• _Exercise_
Reproduce all the lines below exactly and omit the images.
— Begin —
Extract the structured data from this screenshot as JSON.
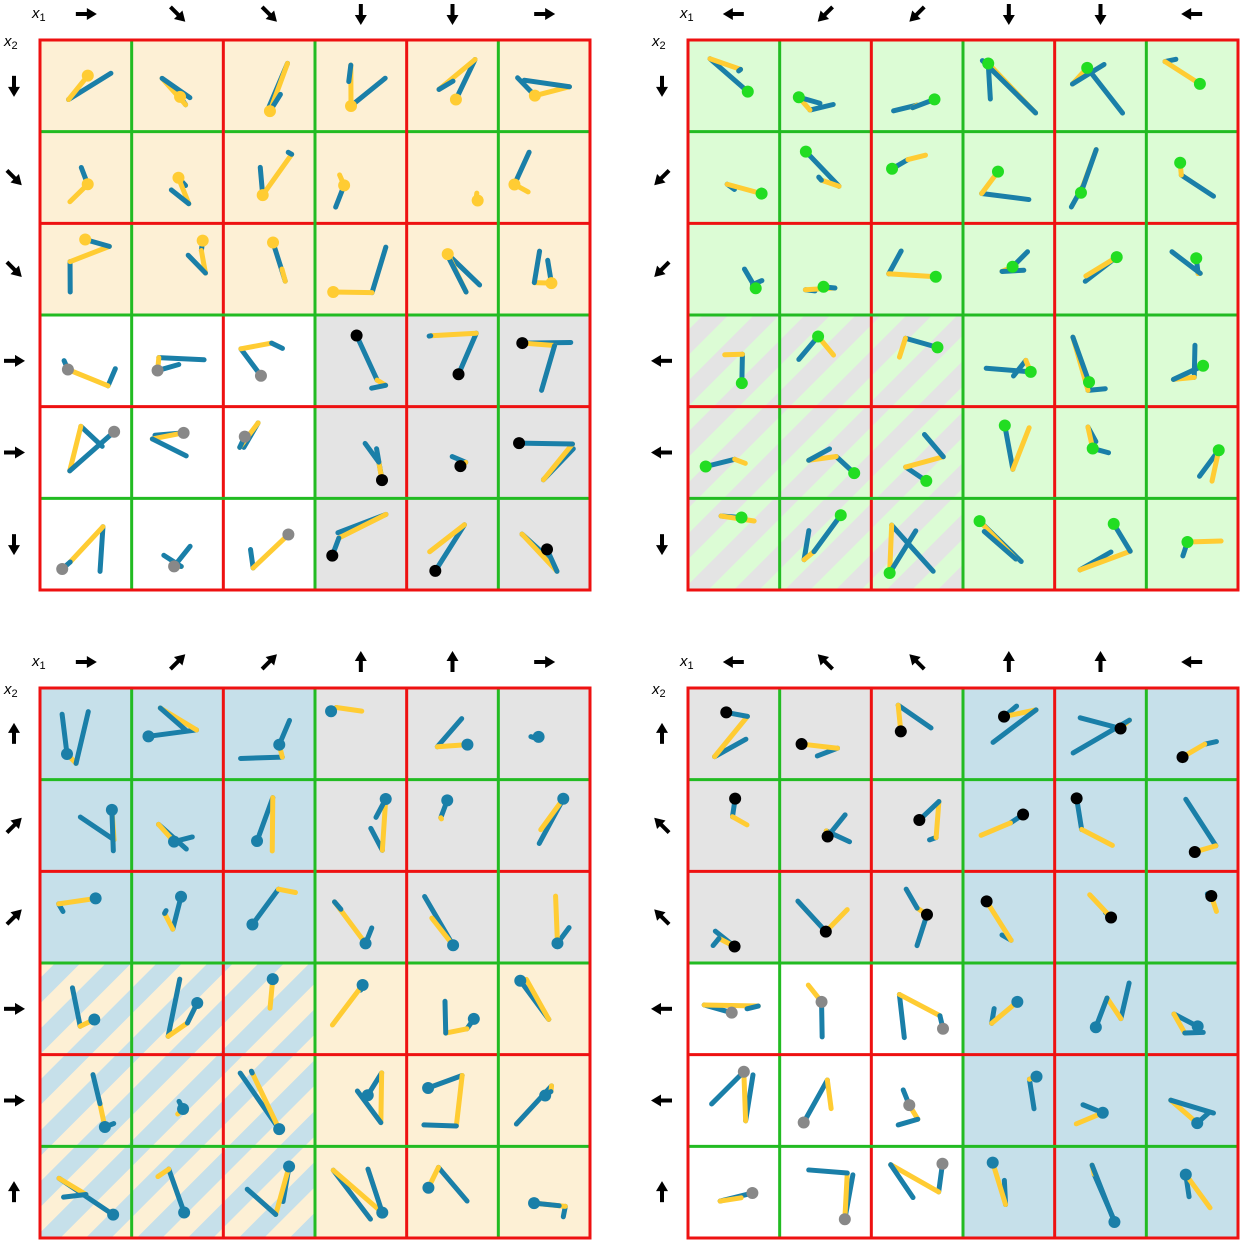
{
  "panels": [
    {
      "x_axis": {
        "symbol": "x",
        "subscript": "1"
      },
      "y_axis": {
        "symbol": "x",
        "subscript": "2"
      }
    },
    {
      "x_axis": {
        "symbol": "x",
        "subscript": "1"
      },
      "y_axis": {
        "symbol": "x",
        "subscript": "2"
      }
    },
    {
      "x_axis": {
        "symbol": "x",
        "subscript": "1"
      },
      "y_axis": {
        "symbol": "x",
        "subscript": "2"
      }
    },
    {
      "x_axis": {
        "symbol": "x",
        "subscript": "1"
      },
      "y_axis": {
        "symbol": "x",
        "subscript": "2"
      }
    }
  ]
}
— End —
• _Result for this task_
Extract the structured data from this screenshot as JSON.
{
  "panels": [
    {
      "x_axis": {
        "symbol": "x",
        "subscript": "1"
      },
      "y_axis": {
        "symbol": "x",
        "subscript": "2"
      }
    },
    {
      "x_axis": {
        "symbol": "x",
        "subscript": "1"
      },
      "y_axis": {
        "symbol": "x",
        "subscript": "2"
      }
    },
    {
      "x_axis": {
        "symbol": "x",
        "subscript": "1"
      },
      "y_axis": {
        "symbol": "x",
        "subscript": "2"
      }
    },
    {
      "x_axis": {
        "symbol": "x",
        "subscript": "1"
      },
      "y_axis": {
        "symbol": "x",
        "subscript": "2"
      }
    }
  ]
}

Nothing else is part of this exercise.